What is needed:
The records are to be restated in their entirety, word for word.

>>>

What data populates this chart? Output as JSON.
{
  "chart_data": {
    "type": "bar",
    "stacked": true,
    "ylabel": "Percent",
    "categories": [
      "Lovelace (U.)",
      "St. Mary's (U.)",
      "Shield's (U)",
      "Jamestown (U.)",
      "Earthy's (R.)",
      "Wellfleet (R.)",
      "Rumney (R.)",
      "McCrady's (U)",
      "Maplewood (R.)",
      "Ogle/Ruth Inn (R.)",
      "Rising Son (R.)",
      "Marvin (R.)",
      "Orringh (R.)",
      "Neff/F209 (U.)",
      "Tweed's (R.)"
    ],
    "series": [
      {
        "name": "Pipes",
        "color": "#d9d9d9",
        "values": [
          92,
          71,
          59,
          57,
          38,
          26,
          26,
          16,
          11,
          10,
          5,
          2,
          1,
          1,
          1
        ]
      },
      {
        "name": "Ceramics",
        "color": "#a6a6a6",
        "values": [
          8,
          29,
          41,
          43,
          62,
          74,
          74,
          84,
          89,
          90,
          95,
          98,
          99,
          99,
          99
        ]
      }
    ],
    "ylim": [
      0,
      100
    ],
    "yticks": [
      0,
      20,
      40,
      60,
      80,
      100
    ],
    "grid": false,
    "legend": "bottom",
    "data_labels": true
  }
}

<<<

Complete answer:
What data populates this chart? Output as JSON.
{
  "chart_data": {
    "type": "bar",
    "stacked": true,
    "ylabel": "Percent",
    "categories": [
      "Lovelace (U.)",
      "St. Mary's (U.)",
      "Shield's (U)",
      "Jamestown (U.)",
      "Earthy's (R.)",
      "Wellfleet (R.)",
      "Rumney (R.)",
      "McCrady's (U)",
      "Maplewood (R.)",
      "Ogle/Ruth Inn (R.)",
      "Rising Son (R.)",
      "Marvin (R.)",
      "Orringh (R.)",
      "Neff/F209 (U.)",
      "Tweed's (R.)"
    ],
    "series": [
      {
        "name": "Pipes",
        "color": "#d9d9d9",
        "values": [
          92,
          71,
          59,
          57,
          38,
          26,
          26,
          16,
          11,
          10,
          5,
          2,
          1,
          1,
          1
        ]
      },
      {
        "name": "Ceramics",
        "color": "#a6a6a6",
        "values": [
          8,
          29,
          41,
          43,
          62,
          74,
          74,
          84,
          89,
          90,
          95,
          98,
          99,
          99,
          99
        ]
      }
    ],
    "ylim": [
      0,
      100
    ],
    "yticks": [
      0,
      20,
      40,
      60,
      80,
      100
    ],
    "grid": false,
    "legend": "bottom",
    "data_labels": true
  }
}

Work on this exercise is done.